DIRECTIONS: Transcribe all the entries word for word, skipping the pictures.

DATASET EXCERPTS:
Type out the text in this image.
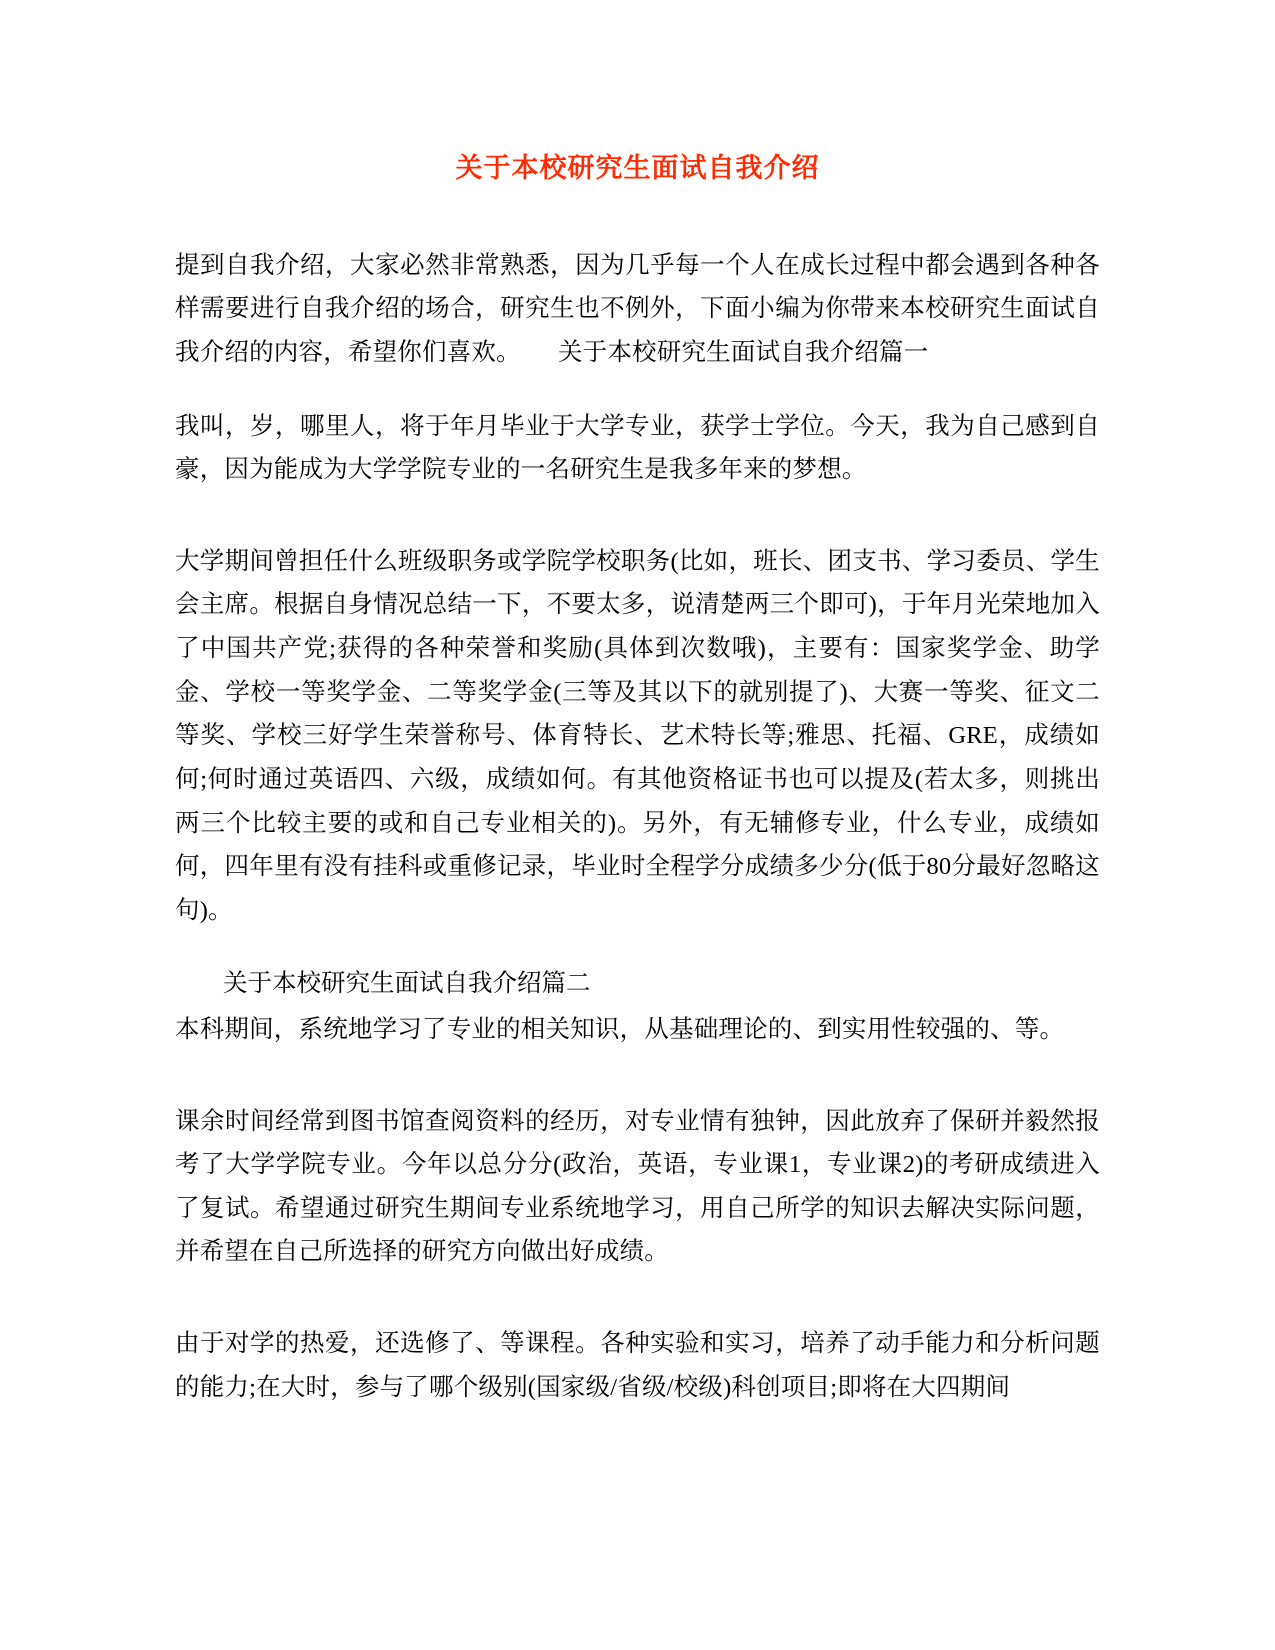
关于本校研究生面试自我介绍

提到自我介绍，大家必然非常熟悉，因为几乎每一个人在成长过程中都会遇到各种各样需要进行自我介绍的场合，研究生也不例外，下面小编为你带来本校研究生面试自我介绍的内容，希望你们喜欢。　　关于本校研究生面试自我介绍篇一

我叫，岁，哪里人，将于年月毕业于大学专业，获学士学位。今天，我为自己感到自豪，因为能成为大学学院专业的一名研究生是我多年来的梦想。

大学期间曾担任什么班级职务或学院学校职务(比如，班长、团支书、学习委员、学生会主席。根据自身情况总结一下，不要太多，说清楚两三个即可)，于年月光荣地加入了中国共产党;获得的各种荣誉和奖励(具体到次数哦)，主要有：国家奖学金、助学金、学校一等奖学金、二等奖学金(三等及其以下的就别提了)、大赛一等奖、征文二等奖、学校三好学生荣誉称号、体育特长、艺术特长等;雅思、托福、GRE，成绩如何;何时通过英语四、六级，成绩如何。有其他资格证书也可以提及(若太多，则挑出两三个比较主要的或和自己专业相关的)。另外，有无辅修专业，什么专业，成绩如何，四年里有没有挂科或重修记录，毕业时全程学分成绩多少分(低于80分最好忽略这句)。

关于本校研究生面试自我介绍篇二

本科期间，系统地学习了专业的相关知识，从基础理论的、到实用性较强的、等。

课余时间经常到图书馆查阅资料的经历，对专业情有独钟，因此放弃了保研并毅然报考了大学学院专业。今年以总分分(政治，英语，专业课1，专业课2)的考研成绩进入了复试。希望通过研究生期间专业系统地学习，用自己所学的知识去解决实际问题，并希望在自己所选择的研究方向做出好成绩。

由于对学的热爱，还选修了、等课程。各种实验和实习，培养了动手能力和分析问题的能力;在大时，参与了哪个级别(国家级/省级/校级)科创项目;即将在大四期间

RESPONSE TO THIS EXERCISE:
Type out the text in this image.
关于本校研究生面试自我介绍

提到自我介绍，大家必然非常熟悉，因为几乎每一个人在成长过程中都会遇到各种各样需要进行自我介绍的场合，研究生也不例外，下面小编为你带来本校研究生面试自我介绍的内容，希望你们喜欢。　　关于本校研究生面试自我介绍篇一

我叫，岁，哪里人，将于年月毕业于大学专业，获学士学位。今天，我为自己感到自豪，因为能成为大学学院专业的一名研究生是我多年来的梦想。

大学期间曾担任什么班级职务或学院学校职务(比如，班长、团支书、学习委员、学生会主席。根据自身情况总结一下，不要太多，说清楚两三个即可)，于年月光荣地加入了中国共产党;获得的各种荣誉和奖励(具体到次数哦)，主要有：国家奖学金、助学金、学校一等奖学金、二等奖学金(三等及其以下的就别提了)、大赛一等奖、征文二等奖、学校三好学生荣誉称号、体育特长、艺术特长等;雅思、托福、GRE，成绩如何;何时通过英语四、六级，成绩如何。有其他资格证书也可以提及(若太多，则挑出两三个比较主要的或和自己专业相关的)。另外，有无辅修专业，什么专业，成绩如何，四年里有没有挂科或重修记录，毕业时全程学分成绩多少分(低于80分最好忽略这句)。

关于本校研究生面试自我介绍篇二

本科期间，系统地学习了专业的相关知识，从基础理论的、到实用性较强的、等。

课余时间经常到图书馆查阅资料的经历，对专业情有独钟，因此放弃了保研并毅然报考了大学学院专业。今年以总分分(政治，英语，专业课1，专业课2)的考研成绩进入了复试。希望通过研究生期间专业系统地学习，用自己所学的知识去解决实际问题，并希望在自己所选择的研究方向做出好成绩。

由于对学的热爱，还选修了、等课程。各种实验和实习，培养了动手能力和分析问题的能力;在大时，参与了哪个级别(国家级/省级/校级)科创项目;即将在大四期间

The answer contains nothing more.